Give only the number of lines that hold the word "this".

##############################

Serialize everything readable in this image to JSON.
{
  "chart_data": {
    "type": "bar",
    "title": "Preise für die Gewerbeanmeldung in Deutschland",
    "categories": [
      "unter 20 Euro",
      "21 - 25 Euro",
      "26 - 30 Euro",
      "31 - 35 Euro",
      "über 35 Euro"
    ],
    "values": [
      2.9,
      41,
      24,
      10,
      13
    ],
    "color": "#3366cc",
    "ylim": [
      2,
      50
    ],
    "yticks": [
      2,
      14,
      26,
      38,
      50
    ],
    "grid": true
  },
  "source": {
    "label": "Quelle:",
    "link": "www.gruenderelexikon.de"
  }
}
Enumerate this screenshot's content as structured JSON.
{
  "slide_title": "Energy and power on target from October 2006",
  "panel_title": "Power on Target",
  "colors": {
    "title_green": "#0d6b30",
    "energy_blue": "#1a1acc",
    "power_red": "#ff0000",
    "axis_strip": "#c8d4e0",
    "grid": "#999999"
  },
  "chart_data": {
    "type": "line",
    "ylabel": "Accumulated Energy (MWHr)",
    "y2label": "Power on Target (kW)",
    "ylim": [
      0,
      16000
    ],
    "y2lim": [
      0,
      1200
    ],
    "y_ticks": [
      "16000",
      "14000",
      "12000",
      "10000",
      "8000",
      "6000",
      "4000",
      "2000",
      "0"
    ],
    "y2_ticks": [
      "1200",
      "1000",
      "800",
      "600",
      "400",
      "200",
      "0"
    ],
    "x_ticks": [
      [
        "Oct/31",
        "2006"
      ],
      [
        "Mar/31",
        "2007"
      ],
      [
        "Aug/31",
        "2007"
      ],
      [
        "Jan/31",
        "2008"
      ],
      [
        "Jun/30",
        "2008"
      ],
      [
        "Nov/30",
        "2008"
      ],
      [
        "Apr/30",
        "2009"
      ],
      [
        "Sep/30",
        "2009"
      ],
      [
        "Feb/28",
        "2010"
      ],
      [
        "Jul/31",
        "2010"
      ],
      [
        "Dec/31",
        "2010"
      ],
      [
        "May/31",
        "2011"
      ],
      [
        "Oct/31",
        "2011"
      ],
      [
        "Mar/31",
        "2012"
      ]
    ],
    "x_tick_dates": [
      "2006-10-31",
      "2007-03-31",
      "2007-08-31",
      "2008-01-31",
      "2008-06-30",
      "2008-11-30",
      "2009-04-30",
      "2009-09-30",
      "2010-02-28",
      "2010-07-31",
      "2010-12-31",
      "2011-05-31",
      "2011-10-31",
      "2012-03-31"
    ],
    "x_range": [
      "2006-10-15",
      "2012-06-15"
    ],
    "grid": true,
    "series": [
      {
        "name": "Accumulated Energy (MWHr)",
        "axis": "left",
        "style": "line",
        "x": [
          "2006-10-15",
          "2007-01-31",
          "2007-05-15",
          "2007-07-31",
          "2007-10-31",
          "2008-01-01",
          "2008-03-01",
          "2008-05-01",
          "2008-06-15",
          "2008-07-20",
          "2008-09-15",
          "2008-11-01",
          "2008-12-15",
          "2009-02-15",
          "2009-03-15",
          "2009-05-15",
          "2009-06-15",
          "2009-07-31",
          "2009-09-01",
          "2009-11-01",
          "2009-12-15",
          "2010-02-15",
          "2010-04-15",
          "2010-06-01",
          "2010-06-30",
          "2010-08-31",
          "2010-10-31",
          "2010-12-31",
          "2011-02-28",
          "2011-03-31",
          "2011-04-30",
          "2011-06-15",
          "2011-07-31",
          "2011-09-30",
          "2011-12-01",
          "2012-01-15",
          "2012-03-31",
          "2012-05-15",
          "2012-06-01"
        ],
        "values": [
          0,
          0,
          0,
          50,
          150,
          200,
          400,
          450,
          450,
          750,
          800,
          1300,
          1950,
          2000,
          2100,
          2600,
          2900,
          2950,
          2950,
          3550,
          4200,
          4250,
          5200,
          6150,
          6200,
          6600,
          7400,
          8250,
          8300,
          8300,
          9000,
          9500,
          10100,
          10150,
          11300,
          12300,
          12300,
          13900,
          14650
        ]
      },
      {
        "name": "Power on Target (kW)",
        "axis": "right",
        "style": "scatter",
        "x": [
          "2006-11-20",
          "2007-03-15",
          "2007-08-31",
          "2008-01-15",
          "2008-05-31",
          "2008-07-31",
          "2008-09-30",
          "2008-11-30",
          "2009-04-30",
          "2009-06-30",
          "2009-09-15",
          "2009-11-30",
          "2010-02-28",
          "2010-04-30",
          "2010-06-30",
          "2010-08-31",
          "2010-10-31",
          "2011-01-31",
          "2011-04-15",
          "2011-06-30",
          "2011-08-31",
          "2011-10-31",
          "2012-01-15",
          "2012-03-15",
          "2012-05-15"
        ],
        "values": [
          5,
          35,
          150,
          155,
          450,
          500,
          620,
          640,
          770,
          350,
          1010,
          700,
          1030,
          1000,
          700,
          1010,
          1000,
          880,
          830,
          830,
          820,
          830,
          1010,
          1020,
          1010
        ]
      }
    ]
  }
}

##############################

→ Correct answer
2